Problem to solve ▸ Copy out lines with the word "việc" from the material that follows.
---------- Input records ----------
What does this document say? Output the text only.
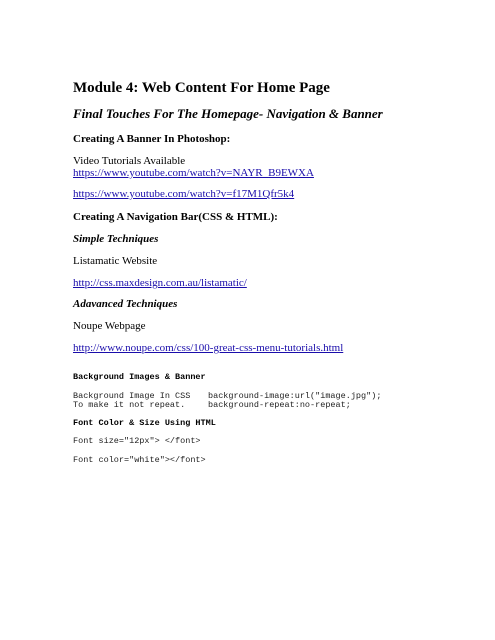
Module 4: Web Content For Home Page
Final Touches For The Homepage- Navigation & Banner
Creating A Banner In Photoshop:
Video Tutorials Available
https://www.youtube.com/watch?v=NAYR_B9EWXA
https://www.youtube.com/watch?v=f17M1Qfr5k4
Creating A Navigation Bar(CSS & HTML):
Simple Techniques
Listamatic Website
http://css.maxdesign.com.au/listamatic/
Adavanced Techniques
Noupe Webpage
http://www.noupe.com/css/100-great-css-menu-tutorials.html
Background Images & Banner
Background Image In CSS background-image:url("image.jpg");
To make it not repeat.	background-repeat:no-repeat;
Font Color & Size Using HTML
Font size="12px"> </font>
Font color="white"></font>
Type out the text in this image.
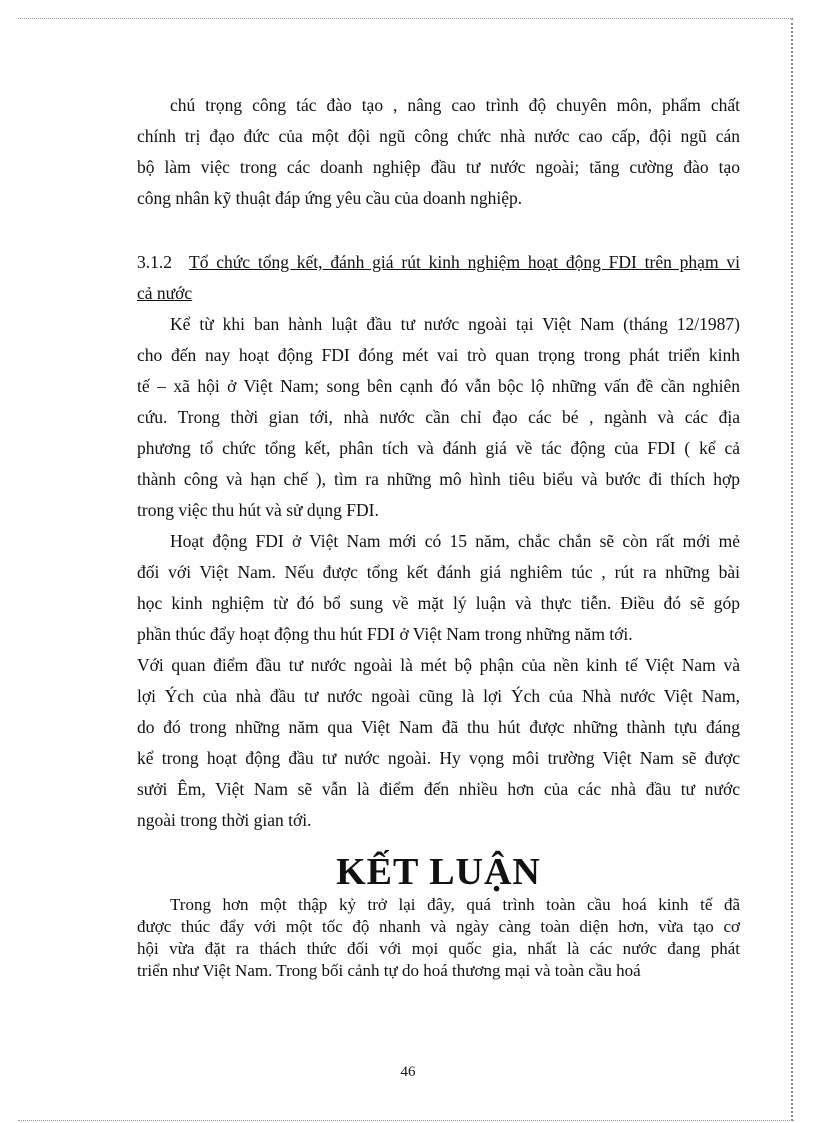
chú trọng công tác đào tạo , nâng cao trình độ chuyên môn, phẩm chất
chính trị đạo đức của một đội ngũ công chức nhà nước cao cấp, đội ngũ cán
bộ làm việc trong các doanh nghiệp đầu tư nước ngoài; tăng cường đào tạo
công nhân kỹ thuật đáp ứng yêu cầu của doanh nghiệp.

3.1.2 Tổ chức tổng kết, đánh giá rút kinh nghiệm hoạt động FDI trên phạm vi
cả nước

Kể từ khi ban hành luật đầu tư nước ngoài tại Việt Nam (tháng 12/1987)
cho đến nay hoạt động FDI đóng mét vai trò quan trọng trong phát triển kinh
tế – xã hội ở Việt Nam; song bên cạnh đó vẫn bộc lộ những vấn đề cần nghiên
cứu. Trong thời gian tới, nhà nước cần chỉ đạo các bé , ngành và các địa
phương tổ chức tổng kết, phân tích và đánh giá về tác động của FDI ( kể cả
thành công và hạn chế ), tìm ra những mô hình tiêu biểu và bước đi thích hợp
trong việc thu hút và sử dụng FDI.

Hoạt động FDI ở Việt Nam mới có 15 năm, chắc chắn sẽ còn rất mới mẻ
đối với Việt Nam. Nếu được tổng kết đánh giá nghiêm túc , rút ra những bài
học kinh nghiệm từ đó bổ sung về mặt lý luận và thực tiễn. Điều đó sẽ góp
phần thúc đẩy hoạt động thu hút FDI ở Việt Nam trong những năm tới.

Với quan điểm đầu tư nước ngoài là mét bộ phận của nền kinh tế Việt Nam và
lợi Ých của nhà đầu tư nước ngoài cũng là lợi Ých của Nhà nước Việt Nam,
do đó trong những năm qua Việt Nam đã thu hút được những thành tựu đáng
kể trong hoạt động đầu tư nước ngoài. Hy vọng môi trường Việt Nam sẽ được
sưởi Êm, Việt Nam sẽ vẫn là điểm đến nhiều hơn của các nhà đầu tư nước
ngoài trong thời gian tới.

KẾT LUẬN

Trong hơn một thập kỷ trở lại đây, quá trình toàn cầu hoá kinh tế đã
được thúc đẩy với một tốc độ nhanh và ngày càng toàn diện hơn, vừa tạo cơ
hội vừa đặt ra thách thức đối với mọi quốc gia, nhất là các nước đang phát
triển như Việt Nam. Trong bối cảnh tự do hoá thương mại và toàn cầu hoá

46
----------
Expected output ▸
bộ làm việc trong các doanh nghiệp đầu tư nước ngoài; tăng cường đào tạo
trong việc thu hút và sử dụng FDI.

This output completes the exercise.